From the listing below, pull each line that includes "counties".

========================================================================

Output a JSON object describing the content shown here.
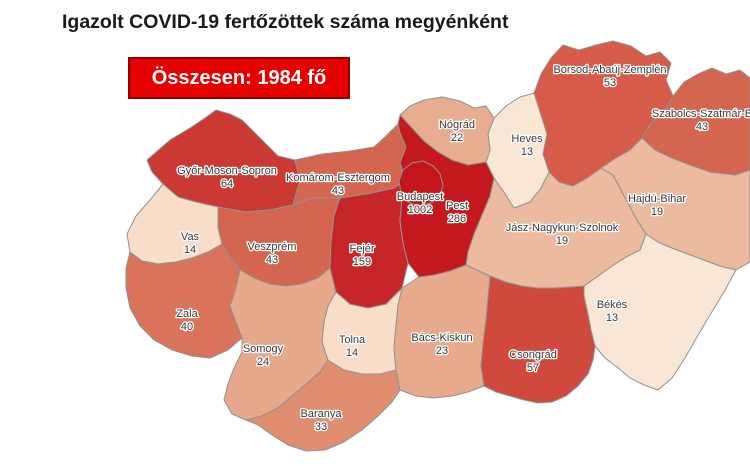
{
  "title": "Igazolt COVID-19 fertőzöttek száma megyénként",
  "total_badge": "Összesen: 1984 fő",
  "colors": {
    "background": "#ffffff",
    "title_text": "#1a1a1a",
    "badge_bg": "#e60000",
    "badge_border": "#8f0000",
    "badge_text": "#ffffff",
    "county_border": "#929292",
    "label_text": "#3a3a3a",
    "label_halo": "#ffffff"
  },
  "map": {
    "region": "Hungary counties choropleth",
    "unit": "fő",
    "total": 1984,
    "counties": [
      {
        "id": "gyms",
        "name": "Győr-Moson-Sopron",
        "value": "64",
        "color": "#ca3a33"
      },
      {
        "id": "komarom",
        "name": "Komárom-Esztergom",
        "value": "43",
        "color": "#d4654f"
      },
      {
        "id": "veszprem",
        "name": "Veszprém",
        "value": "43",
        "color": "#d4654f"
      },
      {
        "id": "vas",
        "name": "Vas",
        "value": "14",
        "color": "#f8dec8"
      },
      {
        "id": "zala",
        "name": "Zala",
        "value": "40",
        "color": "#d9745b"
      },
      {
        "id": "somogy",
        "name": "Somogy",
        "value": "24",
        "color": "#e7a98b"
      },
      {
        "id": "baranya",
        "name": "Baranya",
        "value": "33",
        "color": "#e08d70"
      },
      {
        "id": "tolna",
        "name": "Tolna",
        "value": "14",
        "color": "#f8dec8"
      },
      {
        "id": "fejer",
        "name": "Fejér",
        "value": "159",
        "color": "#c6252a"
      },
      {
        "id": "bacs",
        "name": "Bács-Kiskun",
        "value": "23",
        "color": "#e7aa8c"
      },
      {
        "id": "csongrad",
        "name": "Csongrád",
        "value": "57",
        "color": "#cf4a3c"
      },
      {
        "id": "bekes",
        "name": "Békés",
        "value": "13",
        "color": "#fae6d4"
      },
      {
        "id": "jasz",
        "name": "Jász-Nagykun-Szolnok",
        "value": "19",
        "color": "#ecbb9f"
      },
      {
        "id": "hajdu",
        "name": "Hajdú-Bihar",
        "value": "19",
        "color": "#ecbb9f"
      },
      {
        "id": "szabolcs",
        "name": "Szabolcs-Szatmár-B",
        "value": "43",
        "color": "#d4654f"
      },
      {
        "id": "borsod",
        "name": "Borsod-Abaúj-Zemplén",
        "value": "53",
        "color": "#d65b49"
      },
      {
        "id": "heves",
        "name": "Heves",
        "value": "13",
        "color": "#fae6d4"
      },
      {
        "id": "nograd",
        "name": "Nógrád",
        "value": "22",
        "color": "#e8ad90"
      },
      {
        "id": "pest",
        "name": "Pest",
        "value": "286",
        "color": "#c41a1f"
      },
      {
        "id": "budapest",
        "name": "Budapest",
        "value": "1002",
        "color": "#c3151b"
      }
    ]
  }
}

========================================================================

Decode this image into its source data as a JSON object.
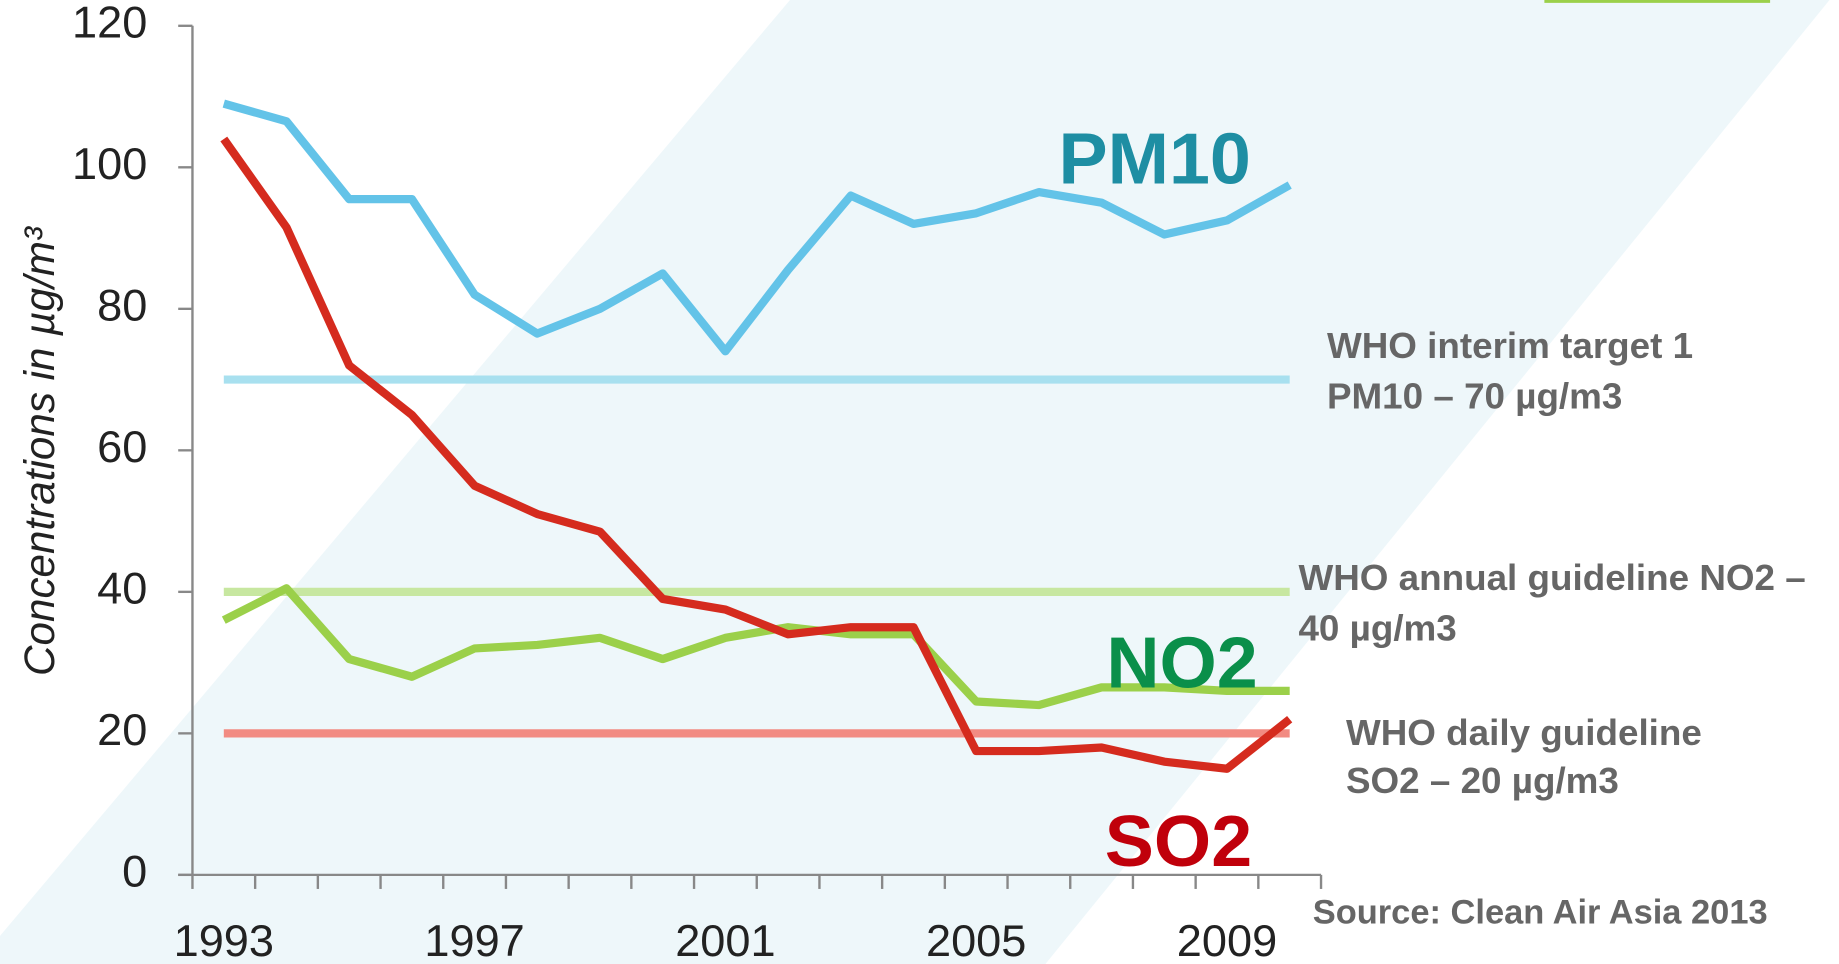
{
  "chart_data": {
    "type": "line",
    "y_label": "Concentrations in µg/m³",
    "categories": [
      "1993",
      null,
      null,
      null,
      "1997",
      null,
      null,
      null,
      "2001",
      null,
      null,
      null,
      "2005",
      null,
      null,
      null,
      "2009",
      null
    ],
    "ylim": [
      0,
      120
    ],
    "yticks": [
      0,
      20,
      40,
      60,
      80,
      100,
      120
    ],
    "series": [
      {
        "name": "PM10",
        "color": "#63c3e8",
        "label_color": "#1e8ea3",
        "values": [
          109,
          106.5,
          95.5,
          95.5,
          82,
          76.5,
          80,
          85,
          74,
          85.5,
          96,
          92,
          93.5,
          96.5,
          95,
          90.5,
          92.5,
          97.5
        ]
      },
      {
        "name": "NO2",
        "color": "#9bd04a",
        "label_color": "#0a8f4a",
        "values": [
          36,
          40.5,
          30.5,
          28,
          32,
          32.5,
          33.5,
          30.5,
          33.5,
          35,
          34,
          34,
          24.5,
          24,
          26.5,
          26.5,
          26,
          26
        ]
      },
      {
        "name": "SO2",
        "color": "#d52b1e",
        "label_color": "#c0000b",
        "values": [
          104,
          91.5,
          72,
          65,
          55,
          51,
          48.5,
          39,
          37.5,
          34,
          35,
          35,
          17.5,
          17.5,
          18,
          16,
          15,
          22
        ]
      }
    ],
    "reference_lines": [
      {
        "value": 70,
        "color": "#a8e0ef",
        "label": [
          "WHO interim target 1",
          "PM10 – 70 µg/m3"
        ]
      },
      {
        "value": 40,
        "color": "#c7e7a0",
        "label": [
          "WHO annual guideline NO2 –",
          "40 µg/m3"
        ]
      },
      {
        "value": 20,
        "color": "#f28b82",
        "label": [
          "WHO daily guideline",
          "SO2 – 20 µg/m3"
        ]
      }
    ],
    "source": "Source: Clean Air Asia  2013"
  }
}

========================================================================

*ANSWER FOR THIS EXERCISE*:
    "region": "Hungary counties choropleth",
    "counties": [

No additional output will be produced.